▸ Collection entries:
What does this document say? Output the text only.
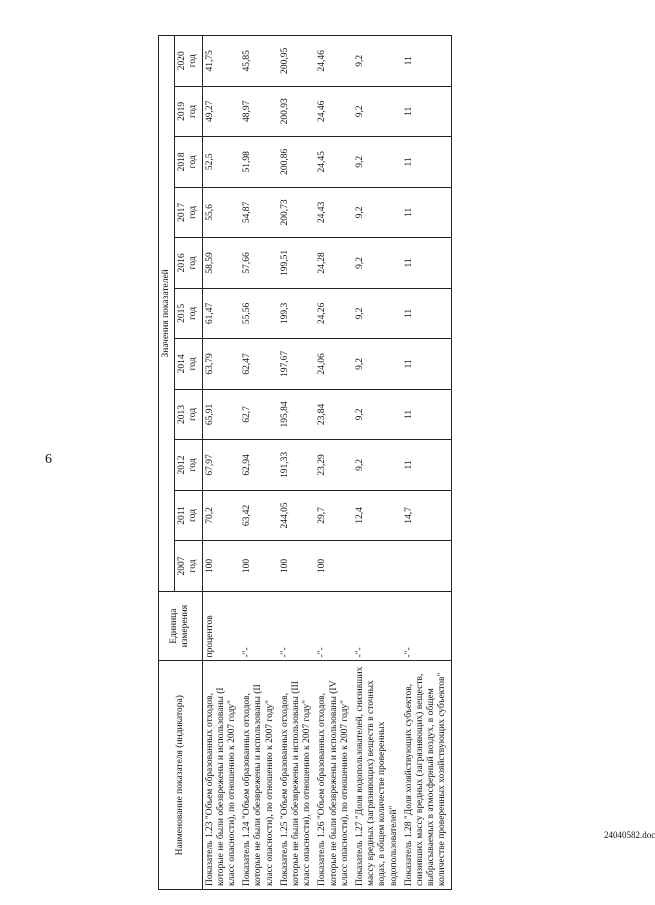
6
24040582.doc
Наименование показателя (индикатора)	Единица измерения	Значения показателей										

		2007 год	2011 год	2012 год	2013 год	2014 год	2015 год	2016 год	2017 год	2018 год	2019 год	2020 год

Показатель 1.23 "Объем образованных отходов, которые не были обезврежены и использованы (I класс опасности), по отношению к 2007 году"	процентов	100	70,2	67,97	65,91	63,79	61,47	58,59	55,6	52,5	49,27	41,75
Показатель 1.24 "Объем образованных отходов, которые не были обезврежены и использованы (II класс опасности), по отношению к 2007 году"	-"-	100	63,42	62,94	62,7	62,47	55,56	57,66	54,87	51,98	48,97	45,85
Показатель 1.25 "Объем образованных отходов, которые не были обезврежены и использованы (III класс опасности), по отношению к 2007 году"	-"-	100	244,05	191,33	195,84	197,67	199,3	199,51	200,73	200,86	200,93	200,95
Показатель 1.26 "Объем образованных отходов, которые не были обезврежены и использованы (IV класс опасности), по отношению к 2007 году"	-"-	100	29,7	23,29	23,84	24,06	24,26	24,28	24,43	24,45	24,46	24,46
Показатель 1.27 "Доля водопользователей, снизивших массу вредных (загрязняющих) веществ в сточных водах, в общем количестве проверенных водопользователей"	-"-		12,4	9,2	9,2	9,2	9,2	9,2	9,2	9,2	9,2	9,2
Показатель 1.28 "Доля хозяйствующих субъектов, снизивших массу вредных (загрязняющих) веществ, выбрасываемых в атмосферный воздух, в общем количестве проверенных хозяйствующих субъектов"	-"-		14,7	11	11	11	11	11	11	11	11	11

▸ AIM: Without including any pictures, print each record exactly.

▸ TASK SOLUTION:
What does this document say? Output the text only.
6
24040582.doc
Наименование показателя (индикатора)	Единица измерения	Значения показателей										

		2007 год	2011 год	2012 год	2013 год	2014 год	2015 год	2016 год	2017 год	2018 год	2019 год	2020 год

Показатель 1.23 "Объем образованных отходов, которые не были обезврежены и использованы (I класс опасности), по отношению к 2007 году"	процентов	100	70,2	67,97	65,91	63,79	61,47	58,59	55,6	52,5	49,27	41,75
Показатель 1.24 "Объем образованных отходов, которые не были обезврежены и использованы (II класс опасности), по отношению к 2007 году"	-"-	100	63,42	62,94	62,7	62,47	55,56	57,66	54,87	51,98	48,97	45,85
Показатель 1.25 "Объем образованных отходов, которые не были обезврежены и использованы (III класс опасности), по отношению к 2007 году"	-"-	100	244,05	191,33	195,84	197,67	199,3	199,51	200,73	200,86	200,93	200,95
Показатель 1.26 "Объем образованных отходов, которые не были обезврежены и использованы (IV класс опасности), по отношению к 2007 году"	-"-	100	29,7	23,29	23,84	24,06	24,26	24,28	24,43	24,45	24,46	24,46
Показатель 1.27 "Доля водопользователей, снизивших массу вредных (загрязняющих) веществ в сточных водах, в общем количестве проверенных водопользователей"	-"-		12,4	9,2	9,2	9,2	9,2	9,2	9,2	9,2	9,2	9,2
Показатель 1.28 "Доля хозяйствующих субъектов, снизивших массу вредных (загрязняющих) веществ, выбрасываемых в атмосферный воздух, в общем количестве проверенных хозяйствующих субъектов"	-"-		14,7	11	11	11	11	11	11	11	11	11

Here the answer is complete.